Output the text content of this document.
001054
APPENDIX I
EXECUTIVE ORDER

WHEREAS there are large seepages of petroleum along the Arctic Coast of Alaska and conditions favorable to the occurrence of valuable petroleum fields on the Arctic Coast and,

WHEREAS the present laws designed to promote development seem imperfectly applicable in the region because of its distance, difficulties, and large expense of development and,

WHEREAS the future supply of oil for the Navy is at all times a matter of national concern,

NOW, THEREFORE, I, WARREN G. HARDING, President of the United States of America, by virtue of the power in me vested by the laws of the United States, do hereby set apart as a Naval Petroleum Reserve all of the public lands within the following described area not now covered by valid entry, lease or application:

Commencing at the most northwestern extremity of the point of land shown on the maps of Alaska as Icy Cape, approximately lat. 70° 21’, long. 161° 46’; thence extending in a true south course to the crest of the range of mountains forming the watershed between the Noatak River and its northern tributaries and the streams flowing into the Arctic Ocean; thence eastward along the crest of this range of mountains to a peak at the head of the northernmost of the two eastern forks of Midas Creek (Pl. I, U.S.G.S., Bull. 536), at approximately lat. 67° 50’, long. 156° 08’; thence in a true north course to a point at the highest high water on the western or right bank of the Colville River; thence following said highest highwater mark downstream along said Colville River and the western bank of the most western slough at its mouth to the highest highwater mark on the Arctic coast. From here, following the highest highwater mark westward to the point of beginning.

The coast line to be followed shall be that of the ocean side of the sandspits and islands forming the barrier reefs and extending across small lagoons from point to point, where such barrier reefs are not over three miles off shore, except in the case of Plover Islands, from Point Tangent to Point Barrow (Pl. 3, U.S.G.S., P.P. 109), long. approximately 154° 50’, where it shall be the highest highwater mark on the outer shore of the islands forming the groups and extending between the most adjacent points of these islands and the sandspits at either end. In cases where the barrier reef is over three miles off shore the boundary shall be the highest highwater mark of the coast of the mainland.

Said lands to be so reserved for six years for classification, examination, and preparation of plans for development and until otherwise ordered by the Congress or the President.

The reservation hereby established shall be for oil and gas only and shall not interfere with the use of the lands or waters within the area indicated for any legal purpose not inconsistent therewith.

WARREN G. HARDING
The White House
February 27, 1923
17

---

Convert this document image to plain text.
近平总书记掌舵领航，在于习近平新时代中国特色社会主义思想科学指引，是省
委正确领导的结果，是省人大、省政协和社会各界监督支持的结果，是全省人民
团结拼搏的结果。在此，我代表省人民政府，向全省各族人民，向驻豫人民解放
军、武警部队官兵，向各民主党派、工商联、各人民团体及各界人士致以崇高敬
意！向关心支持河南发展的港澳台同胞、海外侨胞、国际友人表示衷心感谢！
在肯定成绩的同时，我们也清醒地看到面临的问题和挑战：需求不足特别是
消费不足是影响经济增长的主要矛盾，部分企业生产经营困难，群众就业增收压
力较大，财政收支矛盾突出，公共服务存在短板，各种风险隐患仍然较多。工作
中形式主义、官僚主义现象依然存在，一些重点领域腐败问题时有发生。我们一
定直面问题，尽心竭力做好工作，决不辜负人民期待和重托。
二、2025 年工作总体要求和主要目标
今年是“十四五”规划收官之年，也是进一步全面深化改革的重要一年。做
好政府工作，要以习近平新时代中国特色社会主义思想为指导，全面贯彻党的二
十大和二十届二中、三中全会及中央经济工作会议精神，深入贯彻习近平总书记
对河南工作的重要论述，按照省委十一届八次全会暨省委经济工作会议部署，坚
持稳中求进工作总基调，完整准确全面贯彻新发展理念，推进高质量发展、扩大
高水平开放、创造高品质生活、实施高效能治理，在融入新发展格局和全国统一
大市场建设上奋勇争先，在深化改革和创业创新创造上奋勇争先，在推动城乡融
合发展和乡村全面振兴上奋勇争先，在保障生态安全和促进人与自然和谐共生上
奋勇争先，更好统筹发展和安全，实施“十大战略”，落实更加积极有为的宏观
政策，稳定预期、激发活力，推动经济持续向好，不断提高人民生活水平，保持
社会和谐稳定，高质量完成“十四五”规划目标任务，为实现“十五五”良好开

Problem to solve
Where a line contains "document", copy that line.

The result
Output the text content of this document.
Convert this document image to plain text.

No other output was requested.